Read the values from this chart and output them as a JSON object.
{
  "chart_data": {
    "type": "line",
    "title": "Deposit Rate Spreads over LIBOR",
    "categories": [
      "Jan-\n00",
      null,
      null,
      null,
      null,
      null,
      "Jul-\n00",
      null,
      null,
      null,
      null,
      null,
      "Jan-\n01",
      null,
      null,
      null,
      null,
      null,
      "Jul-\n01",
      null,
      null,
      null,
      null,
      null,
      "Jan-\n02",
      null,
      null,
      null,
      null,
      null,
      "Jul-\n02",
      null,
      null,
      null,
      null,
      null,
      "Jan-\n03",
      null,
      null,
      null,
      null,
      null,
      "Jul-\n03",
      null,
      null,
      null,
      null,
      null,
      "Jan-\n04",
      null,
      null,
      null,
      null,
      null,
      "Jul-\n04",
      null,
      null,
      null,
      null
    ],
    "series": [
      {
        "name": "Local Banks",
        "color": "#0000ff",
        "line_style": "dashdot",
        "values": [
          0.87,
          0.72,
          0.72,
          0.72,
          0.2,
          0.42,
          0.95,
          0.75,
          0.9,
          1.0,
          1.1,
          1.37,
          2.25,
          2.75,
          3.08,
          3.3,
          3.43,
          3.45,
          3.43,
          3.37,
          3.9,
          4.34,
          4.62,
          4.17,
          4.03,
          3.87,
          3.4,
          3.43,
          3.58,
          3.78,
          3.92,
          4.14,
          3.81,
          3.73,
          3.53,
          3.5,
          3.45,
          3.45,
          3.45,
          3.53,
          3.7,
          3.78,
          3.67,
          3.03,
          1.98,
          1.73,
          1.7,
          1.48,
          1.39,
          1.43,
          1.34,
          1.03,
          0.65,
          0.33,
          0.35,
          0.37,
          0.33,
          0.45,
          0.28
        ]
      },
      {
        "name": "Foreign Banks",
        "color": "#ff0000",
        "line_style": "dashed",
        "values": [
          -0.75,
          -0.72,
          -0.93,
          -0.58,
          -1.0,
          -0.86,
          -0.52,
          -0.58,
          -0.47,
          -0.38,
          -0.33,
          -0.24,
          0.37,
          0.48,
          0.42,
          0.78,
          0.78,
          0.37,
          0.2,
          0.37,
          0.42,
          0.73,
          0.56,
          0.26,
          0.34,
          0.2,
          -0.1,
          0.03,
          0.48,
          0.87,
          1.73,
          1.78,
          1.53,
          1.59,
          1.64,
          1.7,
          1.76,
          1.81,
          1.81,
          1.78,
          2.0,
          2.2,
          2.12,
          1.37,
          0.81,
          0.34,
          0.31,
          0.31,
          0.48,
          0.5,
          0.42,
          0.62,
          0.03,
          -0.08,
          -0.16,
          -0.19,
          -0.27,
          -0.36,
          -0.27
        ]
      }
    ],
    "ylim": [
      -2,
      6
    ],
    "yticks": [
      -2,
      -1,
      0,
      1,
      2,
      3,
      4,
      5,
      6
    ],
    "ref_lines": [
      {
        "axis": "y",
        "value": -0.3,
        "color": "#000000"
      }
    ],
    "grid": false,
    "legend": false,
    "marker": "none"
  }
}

■ ■ ■ ■ ■

Stated problem: Please output the complete data exactly.

The result:
Read the values from this chart and output them as a JSON object.
{
  "chart_data": {
    "type": "line",
    "title": "Deposit Rate Spreads over LIBOR",
    "categories": [
      "Jan-\n00",
      null,
      null,
      null,
      null,
      null,
      "Jul-\n00",
      null,
      null,
      null,
      null,
      null,
      "Jan-\n01",
      null,
      null,
      null,
      null,
      null,
      "Jul-\n01",
      null,
      null,
      null,
      null,
      null,
      "Jan-\n02",
      null,
      null,
      null,
      null,
      null,
      "Jul-\n02",
      null,
      null,
      null,
      null,
      null,
      "Jan-\n03",
      null,
      null,
      null,
      null,
      null,
      "Jul-\n03",
      null,
      null,
      null,
      null,
      null,
      "Jan-\n04",
      null,
      null,
      null,
      null,
      null,
      "Jul-\n04",
      null,
      null,
      null,
      null
    ],
    "series": [
      {
        "name": "Local Banks",
        "color": "#0000ff",
        "line_style": "dashdot",
        "values": [
          0.87,
          0.72,
          0.72,
          0.72,
          0.2,
          0.42,
          0.95,
          0.75,
          0.9,
          1.0,
          1.1,
          1.37,
          2.25,
          2.75,
          3.08,
          3.3,
          3.43,
          3.45,
          3.43,
          3.37,
          3.9,
          4.34,
          4.62,
          4.17,
          4.03,
          3.87,
          3.4,
          3.43,
          3.58,
          3.78,
          3.92,
          4.14,
          3.81,
          3.73,
          3.53,
          3.5,
          3.45,
          3.45,
          3.45,
          3.53,
          3.7,
          3.78,
          3.67,
          3.03,
          1.98,
          1.73,
          1.7,
          1.48,
          1.39,
          1.43,
          1.34,
          1.03,
          0.65,
          0.33,
          0.35,
          0.37,
          0.33,
          0.45,
          0.28
        ]
      },
      {
        "name": "Foreign Banks",
        "color": "#ff0000",
        "line_style": "dashed",
        "values": [
          -0.75,
          -0.72,
          -0.93,
          -0.58,
          -1.0,
          -0.86,
          -0.52,
          -0.58,
          -0.47,
          -0.38,
          -0.33,
          -0.24,
          0.37,
          0.48,
          0.42,
          0.78,
          0.78,
          0.37,
          0.2,
          0.37,
          0.42,
          0.73,
          0.56,
          0.26,
          0.34,
          0.2,
          -0.1,
          0.03,
          0.48,
          0.87,
          1.73,
          1.78,
          1.53,
          1.59,
          1.64,
          1.7,
          1.76,
          1.81,
          1.81,
          1.78,
          2.0,
          2.2,
          2.12,
          1.37,
          0.81,
          0.34,
          0.31,
          0.31,
          0.48,
          0.5,
          0.42,
          0.62,
          0.03,
          -0.08,
          -0.16,
          -0.19,
          -0.27,
          -0.36,
          -0.27
        ]
      }
    ],
    "ylim": [
      -2,
      6
    ],
    "yticks": [
      -2,
      -1,
      0,
      1,
      2,
      3,
      4,
      5,
      6
    ],
    "ref_lines": [
      {
        "axis": "y",
        "value": -0.3,
        "color": "#000000"
      }
    ],
    "grid": false,
    "legend": false,
    "marker": "none"
  }
}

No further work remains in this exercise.